* begin *

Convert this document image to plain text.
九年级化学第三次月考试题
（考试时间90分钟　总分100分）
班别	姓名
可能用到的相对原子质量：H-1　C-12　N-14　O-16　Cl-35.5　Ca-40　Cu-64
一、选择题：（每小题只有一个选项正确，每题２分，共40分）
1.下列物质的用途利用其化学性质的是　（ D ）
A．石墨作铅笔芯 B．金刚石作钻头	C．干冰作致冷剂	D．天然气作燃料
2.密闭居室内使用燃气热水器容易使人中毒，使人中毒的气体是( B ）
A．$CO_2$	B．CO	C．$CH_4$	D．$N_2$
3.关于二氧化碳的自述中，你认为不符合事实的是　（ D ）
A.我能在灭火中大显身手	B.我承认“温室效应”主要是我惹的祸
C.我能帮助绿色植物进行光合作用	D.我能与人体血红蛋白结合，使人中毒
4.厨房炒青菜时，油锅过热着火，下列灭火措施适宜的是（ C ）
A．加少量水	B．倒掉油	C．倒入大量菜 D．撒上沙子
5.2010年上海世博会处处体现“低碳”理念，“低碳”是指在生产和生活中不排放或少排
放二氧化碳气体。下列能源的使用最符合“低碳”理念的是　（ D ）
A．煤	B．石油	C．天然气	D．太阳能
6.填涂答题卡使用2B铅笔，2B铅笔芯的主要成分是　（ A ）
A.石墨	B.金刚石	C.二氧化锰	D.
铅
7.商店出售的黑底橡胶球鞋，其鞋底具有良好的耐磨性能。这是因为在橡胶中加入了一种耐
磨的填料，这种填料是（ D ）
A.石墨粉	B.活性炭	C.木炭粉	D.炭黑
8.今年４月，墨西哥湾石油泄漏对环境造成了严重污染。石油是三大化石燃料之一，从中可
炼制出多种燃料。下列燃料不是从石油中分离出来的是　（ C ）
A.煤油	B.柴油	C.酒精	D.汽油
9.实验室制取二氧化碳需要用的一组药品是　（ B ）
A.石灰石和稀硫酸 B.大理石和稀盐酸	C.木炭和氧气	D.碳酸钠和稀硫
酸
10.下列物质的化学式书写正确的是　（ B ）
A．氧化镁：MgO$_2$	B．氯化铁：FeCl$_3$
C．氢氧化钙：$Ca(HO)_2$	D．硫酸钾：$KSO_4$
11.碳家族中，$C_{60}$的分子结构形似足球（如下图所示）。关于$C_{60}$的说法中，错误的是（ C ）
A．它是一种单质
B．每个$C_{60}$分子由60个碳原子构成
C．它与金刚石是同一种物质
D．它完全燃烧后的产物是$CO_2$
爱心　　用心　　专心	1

* end *

## [Exercise brief]
Write out the data again, exactly and in full.

## [Result below]
Convert this document image to plain text.
九年级化学第三次月考试题
（考试时间90分钟　总分100分）
班别	姓名
可能用到的相对原子质量：H-1　C-12　N-14　O-16　Cl-35.5　Ca-40　Cu-64
一、选择题：（每小题只有一个选项正确，每题２分，共40分）
1.下列物质的用途利用其化学性质的是　（ D ）
A．石墨作铅笔芯 B．金刚石作钻头	C．干冰作致冷剂	D．天然气作燃料
2.密闭居室内使用燃气热水器容易使人中毒，使人中毒的气体是( B ）
A．$CO_2$	B．CO	C．$CH_4$	D．$N_2$
3.关于二氧化碳的自述中，你认为不符合事实的是　（ D ）
A.我能在灭火中大显身手	B.我承认“温室效应”主要是我惹的祸
C.我能帮助绿色植物进行光合作用	D.我能与人体血红蛋白结合，使人中毒
4.厨房炒青菜时，油锅过热着火，下列灭火措施适宜的是（ C ）
A．加少量水	B．倒掉油	C．倒入大量菜 D．撒上沙子
5.2010年上海世博会处处体现“低碳”理念，“低碳”是指在生产和生活中不排放或少排
放二氧化碳气体。下列能源的使用最符合“低碳”理念的是　（ D ）
A．煤	B．石油	C．天然气	D．太阳能
6.填涂答题卡使用2B铅笔，2B铅笔芯的主要成分是　（ A ）
A.石墨	B.金刚石	C.二氧化锰	D.
铅
7.商店出售的黑底橡胶球鞋，其鞋底具有良好的耐磨性能。这是因为在橡胶中加入了一种耐
磨的填料，这种填料是（ D ）
A.石墨粉	B.活性炭	C.木炭粉	D.炭黑
8.今年４月，墨西哥湾石油泄漏对环境造成了严重污染。石油是三大化石燃料之一，从中可
炼制出多种燃料。下列燃料不是从石油中分离出来的是　（ C ）
A.煤油	B.柴油	C.酒精	D.汽油
9.实验室制取二氧化碳需要用的一组药品是　（ B ）
A.石灰石和稀硫酸 B.大理石和稀盐酸	C.木炭和氧气	D.碳酸钠和稀硫
酸
10.下列物质的化学式书写正确的是　（ B ）
A．氧化镁：MgO$_2$	B．氯化铁：FeCl$_3$
C．氢氧化钙：$Ca(HO)_2$	D．硫酸钾：$KSO_4$
11.碳家族中，$C_{60}$的分子结构形似足球（如下图所示）。关于$C_{60}$的说法中，错误的是（ C ）
A．它是一种单质
B．每个$C_{60}$分子由60个碳原子构成
C．它与金刚石是同一种物质
D．它完全燃烧后的产物是$CO_2$
爱心　　用心　　专心	1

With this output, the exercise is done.